▶ [Written problem]
Present each line of the rows below as a Markdown table with two columns, "No." and "Line," numbering the lines in order and leaving out blank lines.

(Saved data entries)
╔══

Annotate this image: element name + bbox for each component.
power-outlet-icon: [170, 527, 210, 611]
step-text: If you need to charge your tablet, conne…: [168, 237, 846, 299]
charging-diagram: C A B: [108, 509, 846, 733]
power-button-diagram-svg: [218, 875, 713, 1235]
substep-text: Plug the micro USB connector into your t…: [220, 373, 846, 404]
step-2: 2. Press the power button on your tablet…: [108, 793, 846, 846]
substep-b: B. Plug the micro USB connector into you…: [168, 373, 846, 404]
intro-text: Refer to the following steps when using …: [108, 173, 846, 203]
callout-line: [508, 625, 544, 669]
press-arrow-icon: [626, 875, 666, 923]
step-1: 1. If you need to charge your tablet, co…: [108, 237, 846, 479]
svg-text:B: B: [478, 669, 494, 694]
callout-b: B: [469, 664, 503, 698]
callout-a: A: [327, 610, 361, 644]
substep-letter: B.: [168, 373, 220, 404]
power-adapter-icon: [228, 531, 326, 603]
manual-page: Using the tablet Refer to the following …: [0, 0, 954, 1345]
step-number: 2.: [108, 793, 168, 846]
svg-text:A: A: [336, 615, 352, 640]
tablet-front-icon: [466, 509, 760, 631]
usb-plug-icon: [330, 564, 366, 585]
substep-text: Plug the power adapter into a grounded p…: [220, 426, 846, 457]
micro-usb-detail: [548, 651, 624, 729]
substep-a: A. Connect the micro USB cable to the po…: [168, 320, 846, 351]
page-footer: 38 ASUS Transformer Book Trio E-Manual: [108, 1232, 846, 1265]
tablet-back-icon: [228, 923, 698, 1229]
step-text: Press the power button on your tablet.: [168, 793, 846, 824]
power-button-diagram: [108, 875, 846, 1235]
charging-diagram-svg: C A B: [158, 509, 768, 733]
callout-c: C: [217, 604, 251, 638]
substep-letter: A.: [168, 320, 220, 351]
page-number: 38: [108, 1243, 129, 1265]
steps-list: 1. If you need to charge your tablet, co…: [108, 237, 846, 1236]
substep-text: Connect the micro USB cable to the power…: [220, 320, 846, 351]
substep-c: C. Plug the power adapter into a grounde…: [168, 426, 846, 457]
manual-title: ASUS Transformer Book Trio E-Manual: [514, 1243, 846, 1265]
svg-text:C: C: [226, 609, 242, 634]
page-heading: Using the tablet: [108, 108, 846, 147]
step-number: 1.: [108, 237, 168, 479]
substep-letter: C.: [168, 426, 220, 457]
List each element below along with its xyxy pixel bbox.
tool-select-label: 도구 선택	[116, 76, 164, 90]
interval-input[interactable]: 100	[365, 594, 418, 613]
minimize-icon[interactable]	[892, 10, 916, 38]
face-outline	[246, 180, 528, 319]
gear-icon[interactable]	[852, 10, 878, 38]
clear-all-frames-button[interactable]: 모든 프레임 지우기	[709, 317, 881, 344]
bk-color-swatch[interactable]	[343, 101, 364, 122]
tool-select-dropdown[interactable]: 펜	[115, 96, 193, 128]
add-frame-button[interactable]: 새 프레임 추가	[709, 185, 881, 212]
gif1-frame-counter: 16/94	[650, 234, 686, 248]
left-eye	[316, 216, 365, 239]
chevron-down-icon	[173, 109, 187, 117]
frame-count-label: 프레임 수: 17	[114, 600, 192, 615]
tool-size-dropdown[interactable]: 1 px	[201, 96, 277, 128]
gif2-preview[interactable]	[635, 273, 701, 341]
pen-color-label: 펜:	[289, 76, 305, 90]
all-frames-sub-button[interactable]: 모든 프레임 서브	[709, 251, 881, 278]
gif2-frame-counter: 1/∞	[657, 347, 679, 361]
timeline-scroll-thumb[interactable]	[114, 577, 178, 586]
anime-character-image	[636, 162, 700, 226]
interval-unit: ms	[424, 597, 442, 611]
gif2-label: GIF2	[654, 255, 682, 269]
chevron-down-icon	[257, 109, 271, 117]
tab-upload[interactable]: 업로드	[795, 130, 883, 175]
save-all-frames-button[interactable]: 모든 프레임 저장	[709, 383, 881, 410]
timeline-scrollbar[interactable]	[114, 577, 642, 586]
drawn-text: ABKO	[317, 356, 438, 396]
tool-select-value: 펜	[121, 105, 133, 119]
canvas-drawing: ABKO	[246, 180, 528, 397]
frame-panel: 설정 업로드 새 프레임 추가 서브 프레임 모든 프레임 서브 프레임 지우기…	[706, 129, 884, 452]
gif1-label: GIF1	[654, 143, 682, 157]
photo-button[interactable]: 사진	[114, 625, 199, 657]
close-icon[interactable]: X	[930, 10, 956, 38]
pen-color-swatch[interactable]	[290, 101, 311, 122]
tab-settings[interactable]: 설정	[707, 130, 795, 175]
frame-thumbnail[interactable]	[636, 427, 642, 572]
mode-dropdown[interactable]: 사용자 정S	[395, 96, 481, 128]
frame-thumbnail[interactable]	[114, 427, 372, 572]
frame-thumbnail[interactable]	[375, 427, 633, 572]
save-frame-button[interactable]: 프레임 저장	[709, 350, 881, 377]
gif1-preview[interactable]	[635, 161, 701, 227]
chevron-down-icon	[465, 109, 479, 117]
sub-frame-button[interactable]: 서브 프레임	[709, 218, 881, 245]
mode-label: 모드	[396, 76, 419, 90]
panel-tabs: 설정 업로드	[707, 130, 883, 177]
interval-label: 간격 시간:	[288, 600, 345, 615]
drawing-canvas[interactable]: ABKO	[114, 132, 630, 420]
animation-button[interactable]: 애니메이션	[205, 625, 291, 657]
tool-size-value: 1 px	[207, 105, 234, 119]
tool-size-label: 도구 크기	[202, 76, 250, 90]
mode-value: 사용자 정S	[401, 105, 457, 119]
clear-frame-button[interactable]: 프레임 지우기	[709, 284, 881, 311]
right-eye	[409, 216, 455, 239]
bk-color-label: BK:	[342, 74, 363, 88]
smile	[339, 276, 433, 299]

╚══

▶ [Output for this task]
| No. | Line |
|---|---|
| 1 | Annotate this image: element name + bbox for each component. |
| 2 | power-outlet-icon: [170, 527, 210, 611] |
| 3 | step-text: If you need to charge your tablet, conne…: [168, 237, 846, 299] |
| 4 | charging-diagram: C A B: [108, 509, 846, 733] |
| 5 | power-button-diagram-svg: [218, 875, 713, 1235] |
| 6 | substep-text: Plug the micro USB connector into your t…: [220, 373, 846, 404] |
| 7 | step-2: 2. Press the power button on your tablet…: [108, 793, 846, 846] |
| 8 | substep-b: B. Plug the micro USB connector into you…: [168, 373, 846, 404] |
| 9 | intro-text: Refer to the following steps when using …: [108, 173, 846, 203] |
| 10 | callout-line: [508, 625, 544, 669] |
| 11 | press-arrow-icon: [626, 875, 666, 923] |
| 12 | step-1: 1. If you need to charge your tablet, co…: [108, 237, 846, 479] |
| 13 | svg-text:B: B: [478, 669, 494, 694] |
| 14 | callout-b: B: [469, 664, 503, 698] |
| 15 | callout-a: A: [327, 610, 361, 644] |
| 16 | substep-letter: B.: [168, 373, 220, 404] |
| 17 | power-adapter-icon: [228, 531, 326, 603] |
| 18 | manual-page: Using the tablet Refer to the following …: [0, 0, 954, 1345] |
| 19 | step-number: 2.: [108, 793, 168, 846] |
| 20 | svg-text:A: A: [336, 615, 352, 640] |
| 21 | tablet-front-icon: [466, 509, 760, 631] |
| 22 | usb-plug-icon: [330, 564, 366, 585] |
| 23 | substep-text: Plug the power adapter into a grounded p…: [220, 426, 846, 457] |
| 24 | micro-usb-detail: [548, 651, 624, 729] |
| 25 | substep-a: A. Connect the micro USB cable to the po…: [168, 320, 846, 351] |
| 26 | page-footer: 38 ASUS Transformer Book Trio E-Manual: [108, 1232, 846, 1265] |
| 27 | tablet-back-icon: [228, 923, 698, 1229] |
| 28 | step-text: Press the power button on your tablet.: [168, 793, 846, 824] |
| 29 | power-button-diagram: [108, 875, 846, 1235] |
| 30 | charging-diagram-svg: C A B: [158, 509, 768, 733] |
| 31 | callout-c: C: [217, 604, 251, 638] |
| 32 | substep-letter: A.: [168, 320, 220, 351] |
| 33 | page-number: 38: [108, 1243, 129, 1265] |
| 34 | steps-list: 1. If you need to charge your tablet, co…: [108, 237, 846, 1236] |
| 35 | substep-text: Connect the micro USB cable to the power…: [220, 320, 846, 351] |
| 36 | substep-c: C. Plug the power adapter into a grounde…: [168, 426, 846, 457] |
| 37 | manual-title: ASUS Transformer Book Trio E-Manual: [514, 1243, 846, 1265] |
| 38 | svg-text:C: C: [226, 609, 242, 634] |
| 39 | page-heading: Using the tablet: [108, 108, 846, 147] |
| 40 | step-number: 1.: [108, 237, 168, 479] |
| 41 | substep-letter: C.: [168, 426, 220, 457] |
| 42 | List each element below along with its xyxy pixel bbox. |
| 43 | tool-select-label: 도구 선택	[116, 76, 164, 90] |
| 44 | interval-input[interactable]: 100	[365, 594, 418, 613] |
| 45 | minimize-icon[interactable]	[892, 10, 916, 38] |
| 46 | face-outline	[246, 180, 528, 319] |
| 47 | gear-icon[interactable]	[852, 10, 878, 38] |
| 48 | clear-all-frames-button[interactable]: 모든 프레임 지우기	[709, 317, 881, 344] |
| 49 | bk-color-swatch[interactable]	[343, 101, 364, 122] |
| 50 | tool-select-dropdown[interactable]: 펜	[115, 96, 193, 128] |
| 51 | add-frame-button[interactable]: 새 프레임 추가	[709, 185, 881, 212] |
| 52 | gif1-frame-counter: 16/94	[650, 234, 686, 248] |
| 53 | left-eye	[316, 216, 365, 239] |
| 54 | chevron-down-icon	[173, 109, 187, 117] |
| 55 | frame-count-label: 프레임 수: 17	[114, 600, 192, 615] |
| 56 | tool-size-dropdown[interactable]: 1 px	[201, 96, 277, 128] |
| 57 | gif2-preview[interactable]	[635, 273, 701, 341] |
| 58 | pen-color-label: 펜:	[289, 76, 305, 90] |
| 59 | all-frames-sub-button[interactable]: 모든 프레임 서브	[709, 251, 881, 278] |
| 60 | gif2-frame-counter: 1/∞	[657, 347, 679, 361] |
| 61 | timeline-scroll-thumb[interactable]	[114, 577, 178, 586] |
| 62 | anime-character-image	[636, 162, 700, 226] |
| 63 | interval-unit: ms	[424, 597, 442, 611] |
| 64 | gif2-label: GIF2	[654, 255, 682, 269] |
| 65 | chevron-down-icon	[257, 109, 271, 117] |
| 66 | tab-upload[interactable]: 업로드	[795, 130, 883, 175] |
| 67 | save-all-frames-button[interactable]: 모든 프레임 저장	[709, 383, 881, 410] |
| 68 | timeline-scrollbar[interactable]	[114, 577, 642, 586] |
| 69 | drawn-text: ABKO	[317, 356, 438, 396] |
| 70 | tool-select-value: 펜	[121, 105, 133, 119] |
| 71 | canvas-drawing: ABKO	[246, 180, 528, 397] |
| 72 | frame-panel: 설정 업로드 새 프레임 추가 서브 프레임 모든 프레임 서브 프레임 지우기…	[706, 129, 884, 452] |
| 73 | gif1-label: GIF1	[654, 143, 682, 157] |
| 74 | photo-button[interactable]: 사진	[114, 625, 199, 657] |
| 75 | close-icon[interactable]: X	[930, 10, 956, 38] |
| 76 | pen-color-swatch[interactable]	[290, 101, 311, 122] |
| 77 | tab-settings[interactable]: 설정	[707, 130, 795, 175] |
| 78 | frame-thumbnail[interactable]	[636, 427, 642, 572] |
| 79 | mode-dropdown[interactable]: 사용자 정S	[395, 96, 481, 128] |
| 80 | frame-thumbnail[interactable]	[114, 427, 372, 572] |
| 81 | frame-thumbnail[interactable]	[375, 427, 633, 572] |
| 82 | save-frame-button[interactable]: 프레임 저장	[709, 350, 881, 377] |
| 83 | gif1-preview[interactable]	[635, 161, 701, 227] |
| 84 | chevron-down-icon	[465, 109, 479, 117] |
| 85 | sub-frame-button[interactable]: 서브 프레임	[709, 218, 881, 245] |
| 86 | mode-label: 모드	[396, 76, 419, 90] |
| 87 | panel-tabs: 설정 업로드	[707, 130, 883, 177] |
| 88 | interval-label: 간격 시간:	[288, 600, 345, 615] |
| 89 | drawing-canvas[interactable]: ABKO	[114, 132, 630, 420] |
| 90 | animation-button[interactable]: 애니메이션	[205, 625, 291, 657] |
| 91 | tool-size-value: 1 px	[207, 105, 234, 119] |
| 92 | tool-size-label: 도구 크기	[202, 76, 250, 90] |
| 93 | mode-value: 사용자 정S	[401, 105, 457, 119] |
| 94 | clear-frame-button[interactable]: 프레임 지우기	[709, 284, 881, 311] |
| 95 | right-eye	[409, 216, 455, 239] |
| 96 | bk-color-label: BK:	[342, 74, 363, 88] |
| 97 | smile	[339, 276, 433, 299] |